Stored data
= = =
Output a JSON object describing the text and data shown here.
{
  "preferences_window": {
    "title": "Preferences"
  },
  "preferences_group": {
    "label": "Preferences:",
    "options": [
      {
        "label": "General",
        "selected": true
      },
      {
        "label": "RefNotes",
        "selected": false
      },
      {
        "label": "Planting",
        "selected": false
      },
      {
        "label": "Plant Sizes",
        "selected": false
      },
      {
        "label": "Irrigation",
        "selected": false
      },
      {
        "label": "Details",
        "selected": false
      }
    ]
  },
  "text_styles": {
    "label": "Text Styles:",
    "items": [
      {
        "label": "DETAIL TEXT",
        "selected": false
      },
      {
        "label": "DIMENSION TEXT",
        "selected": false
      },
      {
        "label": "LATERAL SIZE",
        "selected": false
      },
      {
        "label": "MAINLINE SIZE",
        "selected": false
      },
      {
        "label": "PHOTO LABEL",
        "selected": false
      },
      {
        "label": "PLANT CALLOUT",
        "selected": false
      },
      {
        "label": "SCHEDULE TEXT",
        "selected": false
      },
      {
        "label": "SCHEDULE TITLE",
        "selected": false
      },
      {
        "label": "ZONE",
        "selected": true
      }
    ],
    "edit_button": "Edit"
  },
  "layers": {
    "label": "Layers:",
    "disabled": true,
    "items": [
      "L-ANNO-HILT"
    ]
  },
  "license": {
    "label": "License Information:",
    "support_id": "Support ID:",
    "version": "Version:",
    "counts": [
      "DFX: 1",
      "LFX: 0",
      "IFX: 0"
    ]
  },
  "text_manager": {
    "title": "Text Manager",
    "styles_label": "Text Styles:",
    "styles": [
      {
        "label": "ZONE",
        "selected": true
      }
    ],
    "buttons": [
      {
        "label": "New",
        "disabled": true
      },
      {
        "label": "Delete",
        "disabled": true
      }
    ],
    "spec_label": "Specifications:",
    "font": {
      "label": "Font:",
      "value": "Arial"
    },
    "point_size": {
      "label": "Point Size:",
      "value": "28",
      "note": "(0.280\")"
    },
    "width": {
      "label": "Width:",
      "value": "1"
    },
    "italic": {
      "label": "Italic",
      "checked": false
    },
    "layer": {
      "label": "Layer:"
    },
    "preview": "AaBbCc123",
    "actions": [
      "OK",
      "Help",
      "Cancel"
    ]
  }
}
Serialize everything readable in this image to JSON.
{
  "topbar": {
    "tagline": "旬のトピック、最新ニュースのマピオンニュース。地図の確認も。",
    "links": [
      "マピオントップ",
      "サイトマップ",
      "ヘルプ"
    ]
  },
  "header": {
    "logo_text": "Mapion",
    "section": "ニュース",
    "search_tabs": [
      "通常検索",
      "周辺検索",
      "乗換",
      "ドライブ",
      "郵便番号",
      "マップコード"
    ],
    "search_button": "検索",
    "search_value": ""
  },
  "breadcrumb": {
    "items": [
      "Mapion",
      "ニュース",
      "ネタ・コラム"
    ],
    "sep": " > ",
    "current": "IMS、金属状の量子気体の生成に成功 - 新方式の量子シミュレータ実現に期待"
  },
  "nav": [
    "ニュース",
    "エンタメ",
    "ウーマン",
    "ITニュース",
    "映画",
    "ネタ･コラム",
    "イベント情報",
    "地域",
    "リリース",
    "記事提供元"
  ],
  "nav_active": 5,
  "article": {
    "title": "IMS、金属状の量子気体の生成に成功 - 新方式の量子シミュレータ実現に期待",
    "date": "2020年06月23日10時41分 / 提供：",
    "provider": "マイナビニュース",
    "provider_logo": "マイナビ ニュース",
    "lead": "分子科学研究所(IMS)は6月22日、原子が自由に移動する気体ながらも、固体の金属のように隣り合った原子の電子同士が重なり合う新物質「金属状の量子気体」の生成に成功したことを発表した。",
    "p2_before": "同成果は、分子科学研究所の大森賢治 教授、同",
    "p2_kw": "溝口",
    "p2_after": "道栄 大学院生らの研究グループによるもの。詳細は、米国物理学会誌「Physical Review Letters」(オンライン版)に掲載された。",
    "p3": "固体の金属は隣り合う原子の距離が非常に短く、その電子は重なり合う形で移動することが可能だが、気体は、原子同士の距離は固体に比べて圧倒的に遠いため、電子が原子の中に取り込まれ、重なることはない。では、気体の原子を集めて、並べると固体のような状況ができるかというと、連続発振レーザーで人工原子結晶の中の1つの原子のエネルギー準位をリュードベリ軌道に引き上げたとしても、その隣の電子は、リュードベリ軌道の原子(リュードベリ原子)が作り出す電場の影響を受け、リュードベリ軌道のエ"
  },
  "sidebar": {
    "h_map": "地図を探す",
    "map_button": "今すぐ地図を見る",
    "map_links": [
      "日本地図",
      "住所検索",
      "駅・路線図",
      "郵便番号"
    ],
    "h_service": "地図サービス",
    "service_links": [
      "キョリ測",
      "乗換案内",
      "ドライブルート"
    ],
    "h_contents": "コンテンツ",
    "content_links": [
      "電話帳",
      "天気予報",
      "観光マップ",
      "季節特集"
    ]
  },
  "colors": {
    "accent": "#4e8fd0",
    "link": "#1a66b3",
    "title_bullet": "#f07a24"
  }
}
= = =
Written problem.
Your task is to give the records above again, exactly.

Task result.
Output a JSON object describing the text and data shown here.
{
  "preferences_window": {
    "title": "Preferences"
  },
  "preferences_group": {
    "label": "Preferences:",
    "options": [
      {
        "label": "General",
        "selected": true
      },
      {
        "label": "RefNotes",
        "selected": false
      },
      {
        "label": "Planting",
        "selected": false
      },
      {
        "label": "Plant Sizes",
        "selected": false
      },
      {
        "label": "Irrigation",
        "selected": false
      },
      {
        "label": "Details",
        "selected": false
      }
    ]
  },
  "text_styles": {
    "label": "Text Styles:",
    "items": [
      {
        "label": "DETAIL TEXT",
        "selected": false
      },
      {
        "label": "DIMENSION TEXT",
        "selected": false
      },
      {
        "label": "LATERAL SIZE",
        "selected": false
      },
      {
        "label": "MAINLINE SIZE",
        "selected": false
      },
      {
        "label": "PHOTO LABEL",
        "selected": false
      },
      {
        "label": "PLANT CALLOUT",
        "selected": false
      },
      {
        "label": "SCHEDULE TEXT",
        "selected": false
      },
      {
        "label": "SCHEDULE TITLE",
        "selected": false
      },
      {
        "label": "ZONE",
        "selected": true
      }
    ],
    "edit_button": "Edit"
  },
  "layers": {
    "label": "Layers:",
    "disabled": true,
    "items": [
      "L-ANNO-HILT"
    ]
  },
  "license": {
    "label": "License Information:",
    "support_id": "Support ID:",
    "version": "Version:",
    "counts": [
      "DFX: 1",
      "LFX: 0",
      "IFX: 0"
    ]
  },
  "text_manager": {
    "title": "Text Manager",
    "styles_label": "Text Styles:",
    "styles": [
      {
        "label": "ZONE",
        "selected": true
      }
    ],
    "buttons": [
      {
        "label": "New",
        "disabled": true
      },
      {
        "label": "Delete",
        "disabled": true
      }
    ],
    "spec_label": "Specifications:",
    "font": {
      "label": "Font:",
      "value": "Arial"
    },
    "point_size": {
      "label": "Point Size:",
      "value": "28",
      "note": "(0.280\")"
    },
    "width": {
      "label": "Width:",
      "value": "1"
    },
    "italic": {
      "label": "Italic",
      "checked": false
    },
    "layer": {
      "label": "Layer:"
    },
    "preview": "AaBbCc123",
    "actions": [
      "OK",
      "Help",
      "Cancel"
    ]
  }
}
Serialize everything readable in this image to JSON.
{
  "topbar": {
    "tagline": "旬のトピック、最新ニュースのマピオンニュース。地図の確認も。",
    "links": [
      "マピオントップ",
      "サイトマップ",
      "ヘルプ"
    ]
  },
  "header": {
    "logo_text": "Mapion",
    "section": "ニュース",
    "search_tabs": [
      "通常検索",
      "周辺検索",
      "乗換",
      "ドライブ",
      "郵便番号",
      "マップコード"
    ],
    "search_button": "検索",
    "search_value": ""
  },
  "breadcrumb": {
    "items": [
      "Mapion",
      "ニュース",
      "ネタ・コラム"
    ],
    "sep": " > ",
    "current": "IMS、金属状の量子気体の生成に成功 - 新方式の量子シミュレータ実現に期待"
  },
  "nav": [
    "ニュース",
    "エンタメ",
    "ウーマン",
    "ITニュース",
    "映画",
    "ネタ･コラム",
    "イベント情報",
    "地域",
    "リリース",
    "記事提供元"
  ],
  "nav_active": 5,
  "article": {
    "title": "IMS、金属状の量子気体の生成に成功 - 新方式の量子シミュレータ実現に期待",
    "date": "2020年06月23日10時41分 / 提供：",
    "provider": "マイナビニュース",
    "provider_logo": "マイナビ ニュース",
    "lead": "分子科学研究所(IMS)は6月22日、原子が自由に移動する気体ながらも、固体の金属のように隣り合った原子の電子同士が重なり合う新物質「金属状の量子気体」の生成に成功したことを発表した。",
    "p2_before": "同成果は、分子科学研究所の大森賢治 教授、同",
    "p2_kw": "溝口",
    "p2_after": "道栄 大学院生らの研究グループによるもの。詳細は、米国物理学会誌「Physical Review Letters」(オンライン版)に掲載された。",
    "p3": "固体の金属は隣り合う原子の距離が非常に短く、その電子は重なり合う形で移動することが可能だが、気体は、原子同士の距離は固体に比べて圧倒的に遠いため、電子が原子の中に取り込まれ、重なることはない。では、気体の原子を集めて、並べると固体のような状況ができるかというと、連続発振レーザーで人工原子結晶の中の1つの原子のエネルギー準位をリュードベリ軌道に引き上げたとしても、その隣の電子は、リュードベリ軌道の原子(リュードベリ原子)が作り出す電場の影響を受け、リュードベリ軌道のエ"
  },
  "sidebar": {
    "h_map": "地図を探す",
    "map_button": "今すぐ地図を見る",
    "map_links": [
      "日本地図",
      "住所検索",
      "駅・路線図",
      "郵便番号"
    ],
    "h_service": "地図サービス",
    "service_links": [
      "キョリ測",
      "乗換案内",
      "ドライブルート"
    ],
    "h_contents": "コンテンツ",
    "content_links": [
      "電話帳",
      "天気予報",
      "観光マップ",
      "季節特集"
    ]
  },
  "colors": {
    "accent": "#4e8fd0",
    "link": "#1a66b3",
    "title_bullet": "#f07a24"
  }
}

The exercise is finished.